• _Task requirements_
Identify the lines in the data below that contain "text" and give only how many there are.

• _Supplied data_
==*==

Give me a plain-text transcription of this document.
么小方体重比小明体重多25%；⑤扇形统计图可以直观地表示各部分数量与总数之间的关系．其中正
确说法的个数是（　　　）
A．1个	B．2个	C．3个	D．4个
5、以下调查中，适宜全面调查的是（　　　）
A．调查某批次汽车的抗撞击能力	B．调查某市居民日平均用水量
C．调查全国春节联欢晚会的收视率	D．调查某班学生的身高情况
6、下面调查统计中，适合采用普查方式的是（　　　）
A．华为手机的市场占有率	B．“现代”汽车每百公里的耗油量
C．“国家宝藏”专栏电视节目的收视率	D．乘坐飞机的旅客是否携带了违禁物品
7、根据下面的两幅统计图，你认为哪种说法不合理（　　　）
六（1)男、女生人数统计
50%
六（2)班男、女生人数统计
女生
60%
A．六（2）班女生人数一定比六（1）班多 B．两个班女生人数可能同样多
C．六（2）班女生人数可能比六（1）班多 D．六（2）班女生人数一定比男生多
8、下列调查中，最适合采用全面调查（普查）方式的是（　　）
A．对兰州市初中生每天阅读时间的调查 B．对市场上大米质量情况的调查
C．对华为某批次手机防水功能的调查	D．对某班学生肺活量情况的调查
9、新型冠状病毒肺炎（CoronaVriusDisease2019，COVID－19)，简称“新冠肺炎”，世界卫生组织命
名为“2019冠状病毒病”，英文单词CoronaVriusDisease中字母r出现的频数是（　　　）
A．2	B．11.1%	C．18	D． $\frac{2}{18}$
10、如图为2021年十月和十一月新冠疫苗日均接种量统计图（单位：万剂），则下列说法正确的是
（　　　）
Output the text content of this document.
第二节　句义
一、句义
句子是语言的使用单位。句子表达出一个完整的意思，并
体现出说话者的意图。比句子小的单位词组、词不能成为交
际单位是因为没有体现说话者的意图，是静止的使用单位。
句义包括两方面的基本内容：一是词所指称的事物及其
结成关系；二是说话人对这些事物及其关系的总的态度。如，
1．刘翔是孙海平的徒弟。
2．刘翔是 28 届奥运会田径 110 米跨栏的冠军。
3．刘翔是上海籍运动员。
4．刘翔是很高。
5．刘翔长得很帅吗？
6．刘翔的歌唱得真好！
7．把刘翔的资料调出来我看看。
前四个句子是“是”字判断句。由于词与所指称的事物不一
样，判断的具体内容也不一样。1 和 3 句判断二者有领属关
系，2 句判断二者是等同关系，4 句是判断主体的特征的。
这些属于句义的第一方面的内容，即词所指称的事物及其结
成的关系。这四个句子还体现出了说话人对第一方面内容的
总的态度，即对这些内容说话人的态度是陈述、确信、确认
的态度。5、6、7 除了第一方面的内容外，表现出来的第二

==*==

• _Answer_
2